* [EXERCISE INSTRUCTIONS]
Starting from the line containing "Transcribe this chart's", write out the rest of the entries exactly, through the final line, including nothing else.

* [LISTED ENTRIES]
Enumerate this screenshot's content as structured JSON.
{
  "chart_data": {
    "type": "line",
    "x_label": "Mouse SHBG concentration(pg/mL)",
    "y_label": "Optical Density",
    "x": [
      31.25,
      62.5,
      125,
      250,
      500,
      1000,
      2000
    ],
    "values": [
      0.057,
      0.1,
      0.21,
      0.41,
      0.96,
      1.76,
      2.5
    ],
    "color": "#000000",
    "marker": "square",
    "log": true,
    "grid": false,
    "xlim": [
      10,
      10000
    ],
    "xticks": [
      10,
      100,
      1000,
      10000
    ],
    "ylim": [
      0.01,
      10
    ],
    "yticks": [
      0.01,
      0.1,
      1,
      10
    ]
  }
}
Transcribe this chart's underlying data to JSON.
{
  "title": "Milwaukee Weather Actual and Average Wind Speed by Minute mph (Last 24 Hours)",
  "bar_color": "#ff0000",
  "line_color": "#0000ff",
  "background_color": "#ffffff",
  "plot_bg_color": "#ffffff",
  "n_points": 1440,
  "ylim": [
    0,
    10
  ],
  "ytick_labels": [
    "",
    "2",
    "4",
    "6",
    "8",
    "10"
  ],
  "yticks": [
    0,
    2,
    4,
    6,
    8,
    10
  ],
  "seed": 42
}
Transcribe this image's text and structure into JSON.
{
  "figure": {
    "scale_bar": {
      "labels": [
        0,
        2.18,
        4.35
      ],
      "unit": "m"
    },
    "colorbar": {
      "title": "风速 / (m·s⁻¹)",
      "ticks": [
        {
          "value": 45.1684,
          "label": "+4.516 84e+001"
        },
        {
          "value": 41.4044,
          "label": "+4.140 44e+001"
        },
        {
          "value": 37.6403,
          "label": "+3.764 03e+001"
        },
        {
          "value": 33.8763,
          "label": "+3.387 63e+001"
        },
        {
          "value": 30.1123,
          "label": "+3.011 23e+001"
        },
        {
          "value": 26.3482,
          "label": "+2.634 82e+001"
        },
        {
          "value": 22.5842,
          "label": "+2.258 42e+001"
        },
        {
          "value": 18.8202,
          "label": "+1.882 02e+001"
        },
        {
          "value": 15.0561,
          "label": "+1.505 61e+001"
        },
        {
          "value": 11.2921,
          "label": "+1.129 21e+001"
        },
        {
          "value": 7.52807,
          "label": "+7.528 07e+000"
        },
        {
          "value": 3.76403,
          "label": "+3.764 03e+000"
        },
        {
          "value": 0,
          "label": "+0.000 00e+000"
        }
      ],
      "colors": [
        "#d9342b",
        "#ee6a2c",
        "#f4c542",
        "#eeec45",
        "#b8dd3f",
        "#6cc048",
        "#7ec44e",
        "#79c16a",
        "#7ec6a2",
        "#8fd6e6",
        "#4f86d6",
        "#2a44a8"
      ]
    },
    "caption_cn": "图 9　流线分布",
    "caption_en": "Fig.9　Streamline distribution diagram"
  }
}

* [COMPLETED TASK]
Transcribe this chart's underlying data to JSON.
{
  "title": "Milwaukee Weather Actual and Average Wind Speed by Minute mph (Last 24 Hours)",
  "bar_color": "#ff0000",
  "line_color": "#0000ff",
  "background_color": "#ffffff",
  "plot_bg_color": "#ffffff",
  "n_points": 1440,
  "ylim": [
    0,
    10
  ],
  "ytick_labels": [
    "",
    "2",
    "4",
    "6",
    "8",
    "10"
  ],
  "yticks": [
    0,
    2,
    4,
    6,
    8,
    10
  ],
  "seed": 42
}
Transcribe this image's text and structure into JSON.
{
  "figure": {
    "scale_bar": {
      "labels": [
        0,
        2.18,
        4.35
      ],
      "unit": "m"
    },
    "colorbar": {
      "title": "风速 / (m·s⁻¹)",
      "ticks": [
        {
          "value": 45.1684,
          "label": "+4.516 84e+001"
        },
        {
          "value": 41.4044,
          "label": "+4.140 44e+001"
        },
        {
          "value": 37.6403,
          "label": "+3.764 03e+001"
        },
        {
          "value": 33.8763,
          "label": "+3.387 63e+001"
        },
        {
          "value": 30.1123,
          "label": "+3.011 23e+001"
        },
        {
          "value": 26.3482,
          "label": "+2.634 82e+001"
        },
        {
          "value": 22.5842,
          "label": "+2.258 42e+001"
        },
        {
          "value": 18.8202,
          "label": "+1.882 02e+001"
        },
        {
          "value": 15.0561,
          "label": "+1.505 61e+001"
        },
        {
          "value": 11.2921,
          "label": "+1.129 21e+001"
        },
        {
          "value": 7.52807,
          "label": "+7.528 07e+000"
        },
        {
          "value": 3.76403,
          "label": "+3.764 03e+000"
        },
        {
          "value": 0,
          "label": "+0.000 00e+000"
        }
      ],
      "colors": [
        "#d9342b",
        "#ee6a2c",
        "#f4c542",
        "#eeec45",
        "#b8dd3f",
        "#6cc048",
        "#7ec44e",
        "#79c16a",
        "#7ec6a2",
        "#8fd6e6",
        "#4f86d6",
        "#2a44a8"
      ]
    },
    "caption_cn": "图 9　流线分布",
    "caption_en": "Fig.9　Streamline distribution diagram"
  }
}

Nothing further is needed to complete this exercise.